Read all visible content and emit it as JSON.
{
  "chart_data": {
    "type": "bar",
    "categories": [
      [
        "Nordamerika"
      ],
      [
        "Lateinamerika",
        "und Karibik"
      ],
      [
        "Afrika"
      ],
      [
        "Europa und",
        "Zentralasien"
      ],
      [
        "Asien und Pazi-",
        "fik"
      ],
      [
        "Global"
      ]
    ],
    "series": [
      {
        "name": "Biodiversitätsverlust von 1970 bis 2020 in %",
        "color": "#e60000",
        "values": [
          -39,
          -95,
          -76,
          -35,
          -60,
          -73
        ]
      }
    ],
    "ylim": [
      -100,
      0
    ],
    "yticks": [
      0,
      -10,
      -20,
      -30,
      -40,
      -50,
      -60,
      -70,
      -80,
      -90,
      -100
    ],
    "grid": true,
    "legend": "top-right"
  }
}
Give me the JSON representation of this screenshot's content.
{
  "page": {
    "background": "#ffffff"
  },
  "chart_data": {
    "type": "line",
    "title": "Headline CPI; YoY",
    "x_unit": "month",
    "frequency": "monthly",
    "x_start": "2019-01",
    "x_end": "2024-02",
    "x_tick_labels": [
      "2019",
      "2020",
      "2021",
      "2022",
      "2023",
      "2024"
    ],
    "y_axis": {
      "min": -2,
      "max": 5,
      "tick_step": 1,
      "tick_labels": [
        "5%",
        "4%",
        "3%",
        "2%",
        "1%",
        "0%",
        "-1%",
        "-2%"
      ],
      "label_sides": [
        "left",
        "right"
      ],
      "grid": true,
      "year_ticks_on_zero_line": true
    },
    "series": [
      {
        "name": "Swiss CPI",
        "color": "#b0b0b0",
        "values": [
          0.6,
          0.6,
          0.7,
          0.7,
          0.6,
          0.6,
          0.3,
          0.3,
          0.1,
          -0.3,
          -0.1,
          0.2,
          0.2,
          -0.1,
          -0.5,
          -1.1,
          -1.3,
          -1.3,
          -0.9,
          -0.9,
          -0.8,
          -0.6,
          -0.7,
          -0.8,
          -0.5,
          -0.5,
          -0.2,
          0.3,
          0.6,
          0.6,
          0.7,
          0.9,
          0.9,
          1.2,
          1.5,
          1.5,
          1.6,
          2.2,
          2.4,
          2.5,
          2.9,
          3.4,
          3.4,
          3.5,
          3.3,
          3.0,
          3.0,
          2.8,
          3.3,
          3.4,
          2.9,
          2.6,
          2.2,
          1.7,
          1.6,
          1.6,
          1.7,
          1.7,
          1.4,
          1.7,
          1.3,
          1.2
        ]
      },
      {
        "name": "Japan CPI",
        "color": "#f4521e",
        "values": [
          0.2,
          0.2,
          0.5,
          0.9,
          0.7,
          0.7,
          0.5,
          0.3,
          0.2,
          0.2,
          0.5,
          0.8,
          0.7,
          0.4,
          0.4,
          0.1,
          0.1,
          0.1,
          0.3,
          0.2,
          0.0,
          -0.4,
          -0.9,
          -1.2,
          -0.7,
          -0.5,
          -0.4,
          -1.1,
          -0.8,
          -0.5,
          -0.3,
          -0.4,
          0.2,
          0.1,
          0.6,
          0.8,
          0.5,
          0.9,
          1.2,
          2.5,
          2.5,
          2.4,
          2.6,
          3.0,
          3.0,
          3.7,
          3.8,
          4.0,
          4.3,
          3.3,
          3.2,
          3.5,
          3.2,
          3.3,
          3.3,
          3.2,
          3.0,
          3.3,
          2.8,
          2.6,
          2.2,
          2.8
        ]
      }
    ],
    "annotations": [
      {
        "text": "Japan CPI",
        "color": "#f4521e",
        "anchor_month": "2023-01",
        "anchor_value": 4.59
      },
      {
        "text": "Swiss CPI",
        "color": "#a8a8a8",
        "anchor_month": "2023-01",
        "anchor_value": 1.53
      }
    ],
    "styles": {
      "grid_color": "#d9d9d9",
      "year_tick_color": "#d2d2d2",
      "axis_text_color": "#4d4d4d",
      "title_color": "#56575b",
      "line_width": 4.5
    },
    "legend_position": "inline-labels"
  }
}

To do ::
Find every line in the records that contains the word "JSON"; copy those lines.

Response ::
Read all visible content and emit it as JSON.
Give me the JSON representation of this screenshot's content.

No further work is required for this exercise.